------ THE DATA ------

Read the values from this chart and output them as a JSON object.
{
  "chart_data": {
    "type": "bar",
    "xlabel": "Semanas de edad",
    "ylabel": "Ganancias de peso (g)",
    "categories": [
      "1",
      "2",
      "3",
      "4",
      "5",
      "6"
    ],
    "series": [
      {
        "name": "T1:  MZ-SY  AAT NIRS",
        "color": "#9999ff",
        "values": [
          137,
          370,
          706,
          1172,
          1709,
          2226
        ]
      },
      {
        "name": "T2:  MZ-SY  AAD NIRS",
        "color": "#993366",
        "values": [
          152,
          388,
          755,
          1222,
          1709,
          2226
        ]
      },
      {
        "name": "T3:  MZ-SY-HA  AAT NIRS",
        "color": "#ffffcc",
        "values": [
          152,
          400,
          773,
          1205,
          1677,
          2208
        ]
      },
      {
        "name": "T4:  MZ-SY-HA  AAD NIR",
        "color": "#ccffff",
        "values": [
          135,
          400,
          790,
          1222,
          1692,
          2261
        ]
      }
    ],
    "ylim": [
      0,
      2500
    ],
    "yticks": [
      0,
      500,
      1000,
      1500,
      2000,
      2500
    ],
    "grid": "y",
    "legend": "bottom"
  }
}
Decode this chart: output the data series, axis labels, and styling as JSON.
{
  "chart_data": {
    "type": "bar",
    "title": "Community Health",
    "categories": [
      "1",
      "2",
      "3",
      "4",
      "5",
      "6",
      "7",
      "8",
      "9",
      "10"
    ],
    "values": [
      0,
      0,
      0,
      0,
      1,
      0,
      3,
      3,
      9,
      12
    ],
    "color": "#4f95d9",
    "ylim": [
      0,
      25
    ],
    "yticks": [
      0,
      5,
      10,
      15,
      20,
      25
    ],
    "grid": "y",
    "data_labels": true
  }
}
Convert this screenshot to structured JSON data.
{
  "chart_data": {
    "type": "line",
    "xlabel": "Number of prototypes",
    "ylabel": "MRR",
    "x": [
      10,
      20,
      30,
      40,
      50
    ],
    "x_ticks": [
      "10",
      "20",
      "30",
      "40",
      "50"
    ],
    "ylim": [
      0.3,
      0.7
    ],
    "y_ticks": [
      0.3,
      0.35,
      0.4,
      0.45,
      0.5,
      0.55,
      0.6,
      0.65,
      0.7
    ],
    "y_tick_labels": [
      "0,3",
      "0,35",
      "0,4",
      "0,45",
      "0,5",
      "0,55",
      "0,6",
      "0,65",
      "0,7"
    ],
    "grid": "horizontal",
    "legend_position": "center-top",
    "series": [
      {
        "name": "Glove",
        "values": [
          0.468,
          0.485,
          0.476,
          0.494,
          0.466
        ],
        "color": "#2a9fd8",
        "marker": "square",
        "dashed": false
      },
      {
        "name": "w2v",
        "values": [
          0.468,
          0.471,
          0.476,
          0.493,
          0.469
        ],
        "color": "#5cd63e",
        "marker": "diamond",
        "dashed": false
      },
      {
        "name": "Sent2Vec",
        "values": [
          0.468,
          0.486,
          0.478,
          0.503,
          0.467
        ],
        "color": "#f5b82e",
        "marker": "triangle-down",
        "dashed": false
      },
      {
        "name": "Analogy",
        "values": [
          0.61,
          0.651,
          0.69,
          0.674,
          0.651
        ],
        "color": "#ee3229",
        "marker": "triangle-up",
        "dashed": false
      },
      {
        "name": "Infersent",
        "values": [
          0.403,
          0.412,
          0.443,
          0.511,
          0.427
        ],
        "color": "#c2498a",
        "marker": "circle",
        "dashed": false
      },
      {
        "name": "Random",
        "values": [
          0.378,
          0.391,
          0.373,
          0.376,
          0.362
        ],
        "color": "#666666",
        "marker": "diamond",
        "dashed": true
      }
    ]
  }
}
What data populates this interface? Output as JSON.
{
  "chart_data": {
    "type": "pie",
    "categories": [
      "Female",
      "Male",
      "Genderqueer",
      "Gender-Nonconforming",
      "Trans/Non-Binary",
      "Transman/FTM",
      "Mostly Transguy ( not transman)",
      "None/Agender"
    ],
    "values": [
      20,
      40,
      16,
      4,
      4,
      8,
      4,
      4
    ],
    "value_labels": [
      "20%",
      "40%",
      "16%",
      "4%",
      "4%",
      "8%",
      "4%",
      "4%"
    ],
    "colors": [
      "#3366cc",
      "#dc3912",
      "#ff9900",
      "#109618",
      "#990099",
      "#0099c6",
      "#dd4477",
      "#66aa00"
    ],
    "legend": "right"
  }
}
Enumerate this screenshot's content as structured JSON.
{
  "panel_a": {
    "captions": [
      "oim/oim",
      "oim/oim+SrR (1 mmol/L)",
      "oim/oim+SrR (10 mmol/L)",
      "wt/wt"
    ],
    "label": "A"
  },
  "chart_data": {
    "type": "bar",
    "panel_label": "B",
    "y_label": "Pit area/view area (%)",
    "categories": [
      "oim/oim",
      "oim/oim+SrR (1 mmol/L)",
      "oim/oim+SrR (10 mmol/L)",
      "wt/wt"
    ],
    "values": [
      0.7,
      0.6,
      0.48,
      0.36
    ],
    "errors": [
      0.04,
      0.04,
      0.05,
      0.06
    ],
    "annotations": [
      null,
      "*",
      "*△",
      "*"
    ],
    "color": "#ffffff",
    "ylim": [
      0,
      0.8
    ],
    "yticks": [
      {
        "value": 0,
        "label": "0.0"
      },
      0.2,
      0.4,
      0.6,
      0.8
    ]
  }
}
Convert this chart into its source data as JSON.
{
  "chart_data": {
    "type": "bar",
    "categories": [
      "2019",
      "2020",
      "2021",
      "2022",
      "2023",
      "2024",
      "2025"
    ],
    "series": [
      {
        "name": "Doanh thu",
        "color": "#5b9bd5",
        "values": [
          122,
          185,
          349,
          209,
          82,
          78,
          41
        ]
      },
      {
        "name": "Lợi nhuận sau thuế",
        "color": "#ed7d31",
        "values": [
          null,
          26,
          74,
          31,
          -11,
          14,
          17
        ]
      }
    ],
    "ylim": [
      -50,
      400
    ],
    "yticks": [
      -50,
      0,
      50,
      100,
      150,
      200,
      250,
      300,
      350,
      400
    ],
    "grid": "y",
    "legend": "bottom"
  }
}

------

#### [GOAL]
Copy each line holding the word "ylabel" from the listing above.

#### [SOLUTION]
    "ylabel": "Ganancias de peso (g)",
    "ylabel": "MRR",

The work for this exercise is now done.